#### [EXERCISE GOAL]
Pick every line with "Islands" from the material below.

━━━━━━

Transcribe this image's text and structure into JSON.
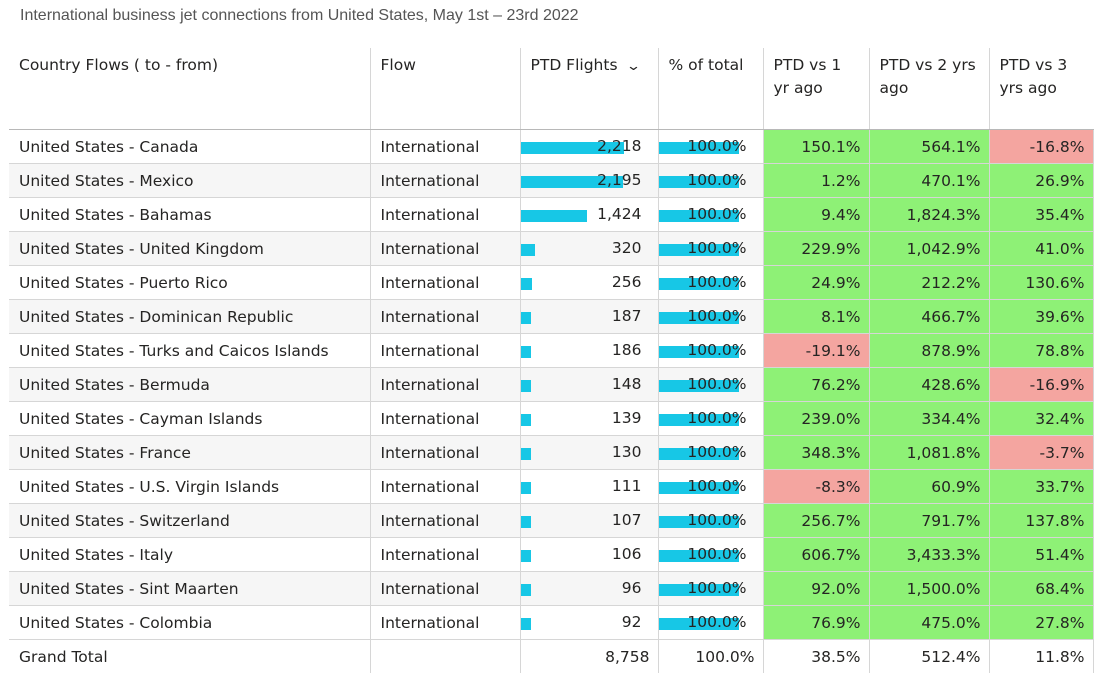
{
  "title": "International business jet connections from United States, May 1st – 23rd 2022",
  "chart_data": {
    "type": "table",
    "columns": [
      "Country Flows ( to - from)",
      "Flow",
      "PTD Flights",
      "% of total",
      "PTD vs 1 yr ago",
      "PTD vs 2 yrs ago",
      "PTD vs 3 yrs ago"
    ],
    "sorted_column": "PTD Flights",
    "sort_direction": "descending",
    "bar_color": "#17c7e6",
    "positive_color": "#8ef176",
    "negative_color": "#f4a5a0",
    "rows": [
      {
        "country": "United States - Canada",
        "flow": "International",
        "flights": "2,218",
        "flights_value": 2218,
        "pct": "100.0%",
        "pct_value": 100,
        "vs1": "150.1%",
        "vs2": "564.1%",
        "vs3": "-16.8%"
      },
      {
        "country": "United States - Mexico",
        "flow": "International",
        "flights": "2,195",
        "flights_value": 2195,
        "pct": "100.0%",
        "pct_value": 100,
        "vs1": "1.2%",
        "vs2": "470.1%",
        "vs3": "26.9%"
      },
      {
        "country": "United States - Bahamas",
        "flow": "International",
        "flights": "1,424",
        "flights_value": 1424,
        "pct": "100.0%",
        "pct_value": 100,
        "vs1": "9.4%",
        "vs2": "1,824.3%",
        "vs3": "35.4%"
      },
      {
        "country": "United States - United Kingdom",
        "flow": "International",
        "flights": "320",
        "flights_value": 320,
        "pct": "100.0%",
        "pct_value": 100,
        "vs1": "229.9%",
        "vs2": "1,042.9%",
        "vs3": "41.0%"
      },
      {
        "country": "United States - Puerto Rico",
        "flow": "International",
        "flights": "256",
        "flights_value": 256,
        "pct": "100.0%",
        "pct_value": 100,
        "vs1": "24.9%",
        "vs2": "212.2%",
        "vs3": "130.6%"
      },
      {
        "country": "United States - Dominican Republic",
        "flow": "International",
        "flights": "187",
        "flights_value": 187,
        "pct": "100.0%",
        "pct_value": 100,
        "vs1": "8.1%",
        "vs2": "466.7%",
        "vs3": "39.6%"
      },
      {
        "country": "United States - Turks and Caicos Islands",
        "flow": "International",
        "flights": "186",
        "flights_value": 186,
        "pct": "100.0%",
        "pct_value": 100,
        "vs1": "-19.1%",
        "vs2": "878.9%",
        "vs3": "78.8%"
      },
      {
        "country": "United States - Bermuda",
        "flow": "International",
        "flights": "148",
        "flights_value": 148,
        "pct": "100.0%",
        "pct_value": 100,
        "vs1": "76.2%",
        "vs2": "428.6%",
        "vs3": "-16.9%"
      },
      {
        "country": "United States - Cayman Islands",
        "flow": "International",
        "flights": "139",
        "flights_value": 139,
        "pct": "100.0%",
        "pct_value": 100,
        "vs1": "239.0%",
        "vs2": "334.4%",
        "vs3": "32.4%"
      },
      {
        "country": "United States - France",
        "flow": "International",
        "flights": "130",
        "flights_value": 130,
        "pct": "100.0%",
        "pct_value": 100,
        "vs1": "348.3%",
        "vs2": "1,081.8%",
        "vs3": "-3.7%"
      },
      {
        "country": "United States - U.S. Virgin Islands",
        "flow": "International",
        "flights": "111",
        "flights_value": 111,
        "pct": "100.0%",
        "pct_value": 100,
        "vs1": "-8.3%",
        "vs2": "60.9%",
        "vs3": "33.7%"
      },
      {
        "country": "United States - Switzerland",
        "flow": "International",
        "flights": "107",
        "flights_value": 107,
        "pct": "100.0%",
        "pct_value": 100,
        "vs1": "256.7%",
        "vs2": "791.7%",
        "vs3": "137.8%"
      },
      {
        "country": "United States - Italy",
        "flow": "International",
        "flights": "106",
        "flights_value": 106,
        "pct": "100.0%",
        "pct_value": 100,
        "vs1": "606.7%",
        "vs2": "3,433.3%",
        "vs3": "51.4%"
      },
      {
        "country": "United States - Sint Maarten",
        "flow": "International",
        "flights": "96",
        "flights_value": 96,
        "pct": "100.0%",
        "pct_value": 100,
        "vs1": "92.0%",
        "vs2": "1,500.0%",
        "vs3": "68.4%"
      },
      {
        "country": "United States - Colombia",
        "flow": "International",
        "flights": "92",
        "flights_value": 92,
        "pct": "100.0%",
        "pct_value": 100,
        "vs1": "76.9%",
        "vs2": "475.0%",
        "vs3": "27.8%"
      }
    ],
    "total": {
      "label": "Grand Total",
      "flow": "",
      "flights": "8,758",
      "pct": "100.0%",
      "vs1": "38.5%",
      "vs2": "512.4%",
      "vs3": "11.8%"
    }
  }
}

━━━━━━

#### [TASK SOLUTION]
        "country": "United States - Turks and Caicos Islands",
        "country": "United States - Cayman Islands",
        "country": "United States - U.S. Virgin Islands",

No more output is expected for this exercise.